- **EXERCISE OBJECTIVE**
The records that follow should be retyped word for word.

- **ENTRIES SHOWN**
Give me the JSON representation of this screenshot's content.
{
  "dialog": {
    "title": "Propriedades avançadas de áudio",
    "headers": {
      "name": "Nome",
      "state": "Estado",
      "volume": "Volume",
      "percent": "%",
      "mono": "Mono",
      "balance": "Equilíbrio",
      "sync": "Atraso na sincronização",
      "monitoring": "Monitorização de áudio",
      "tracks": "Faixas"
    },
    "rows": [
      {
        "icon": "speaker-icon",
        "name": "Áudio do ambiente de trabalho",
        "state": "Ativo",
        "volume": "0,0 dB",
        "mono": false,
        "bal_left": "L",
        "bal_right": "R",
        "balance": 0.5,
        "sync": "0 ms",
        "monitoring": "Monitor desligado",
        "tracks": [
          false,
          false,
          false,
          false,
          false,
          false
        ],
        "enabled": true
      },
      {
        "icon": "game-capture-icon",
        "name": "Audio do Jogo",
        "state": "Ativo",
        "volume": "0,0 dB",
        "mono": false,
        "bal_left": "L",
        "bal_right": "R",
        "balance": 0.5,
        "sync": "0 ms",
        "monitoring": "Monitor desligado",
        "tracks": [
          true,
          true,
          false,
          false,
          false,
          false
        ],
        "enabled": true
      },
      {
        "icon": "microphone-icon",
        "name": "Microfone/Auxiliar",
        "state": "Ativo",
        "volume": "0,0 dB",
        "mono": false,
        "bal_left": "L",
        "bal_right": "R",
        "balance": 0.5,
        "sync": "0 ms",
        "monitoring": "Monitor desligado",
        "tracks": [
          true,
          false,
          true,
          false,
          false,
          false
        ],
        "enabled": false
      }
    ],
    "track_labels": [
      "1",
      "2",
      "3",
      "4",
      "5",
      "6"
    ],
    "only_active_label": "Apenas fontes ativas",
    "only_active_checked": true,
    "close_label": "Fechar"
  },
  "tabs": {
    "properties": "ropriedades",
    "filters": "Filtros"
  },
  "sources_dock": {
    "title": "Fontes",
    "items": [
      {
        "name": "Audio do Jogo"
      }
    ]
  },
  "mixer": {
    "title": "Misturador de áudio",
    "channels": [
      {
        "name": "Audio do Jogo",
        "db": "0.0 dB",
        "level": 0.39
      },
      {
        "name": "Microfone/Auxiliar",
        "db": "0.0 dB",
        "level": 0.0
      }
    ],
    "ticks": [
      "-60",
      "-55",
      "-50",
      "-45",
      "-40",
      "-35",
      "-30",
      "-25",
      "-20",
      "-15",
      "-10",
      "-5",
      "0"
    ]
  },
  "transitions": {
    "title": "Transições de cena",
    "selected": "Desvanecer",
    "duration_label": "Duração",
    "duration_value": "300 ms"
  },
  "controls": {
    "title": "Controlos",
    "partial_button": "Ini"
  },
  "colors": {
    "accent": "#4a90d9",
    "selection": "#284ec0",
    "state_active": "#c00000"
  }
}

- **ANSWER TO THIS TASK**
Give me the JSON representation of this screenshot's content.
{
  "dialog": {
    "title": "Propriedades avançadas de áudio",
    "headers": {
      "name": "Nome",
      "state": "Estado",
      "volume": "Volume",
      "percent": "%",
      "mono": "Mono",
      "balance": "Equilíbrio",
      "sync": "Atraso na sincronização",
      "monitoring": "Monitorização de áudio",
      "tracks": "Faixas"
    },
    "rows": [
      {
        "icon": "speaker-icon",
        "name": "Áudio do ambiente de trabalho",
        "state": "Ativo",
        "volume": "0,0 dB",
        "mono": false,
        "bal_left": "L",
        "bal_right": "R",
        "balance": 0.5,
        "sync": "0 ms",
        "monitoring": "Monitor desligado",
        "tracks": [
          false,
          false,
          false,
          false,
          false,
          false
        ],
        "enabled": true
      },
      {
        "icon": "game-capture-icon",
        "name": "Audio do Jogo",
        "state": "Ativo",
        "volume": "0,0 dB",
        "mono": false,
        "bal_left": "L",
        "bal_right": "R",
        "balance": 0.5,
        "sync": "0 ms",
        "monitoring": "Monitor desligado",
        "tracks": [
          true,
          true,
          false,
          false,
          false,
          false
        ],
        "enabled": true
      },
      {
        "icon": "microphone-icon",
        "name": "Microfone/Auxiliar",
        "state": "Ativo",
        "volume": "0,0 dB",
        "mono": false,
        "bal_left": "L",
        "bal_right": "R",
        "balance": 0.5,
        "sync": "0 ms",
        "monitoring": "Monitor desligado",
        "tracks": [
          true,
          false,
          true,
          false,
          false,
          false
        ],
        "enabled": false
      }
    ],
    "track_labels": [
      "1",
      "2",
      "3",
      "4",
      "5",
      "6"
    ],
    "only_active_label": "Apenas fontes ativas",
    "only_active_checked": true,
    "close_label": "Fechar"
  },
  "tabs": {
    "properties": "ropriedades",
    "filters": "Filtros"
  },
  "sources_dock": {
    "title": "Fontes",
    "items": [
      {
        "name": "Audio do Jogo"
      }
    ]
  },
  "mixer": {
    "title": "Misturador de áudio",
    "channels": [
      {
        "name": "Audio do Jogo",
        "db": "0.0 dB",
        "level": 0.39
      },
      {
        "name": "Microfone/Auxiliar",
        "db": "0.0 dB",
        "level": 0.0
      }
    ],
    "ticks": [
      "-60",
      "-55",
      "-50",
      "-45",
      "-40",
      "-35",
      "-30",
      "-25",
      "-20",
      "-15",
      "-10",
      "-5",
      "0"
    ]
  },
  "transitions": {
    "title": "Transições de cena",
    "selected": "Desvanecer",
    "duration_label": "Duração",
    "duration_value": "300 ms"
  },
  "controls": {
    "title": "Controlos",
    "partial_button": "Ini"
  },
  "colors": {
    "accent": "#4a90d9",
    "selection": "#284ec0",
    "state_active": "#c00000"
  }
}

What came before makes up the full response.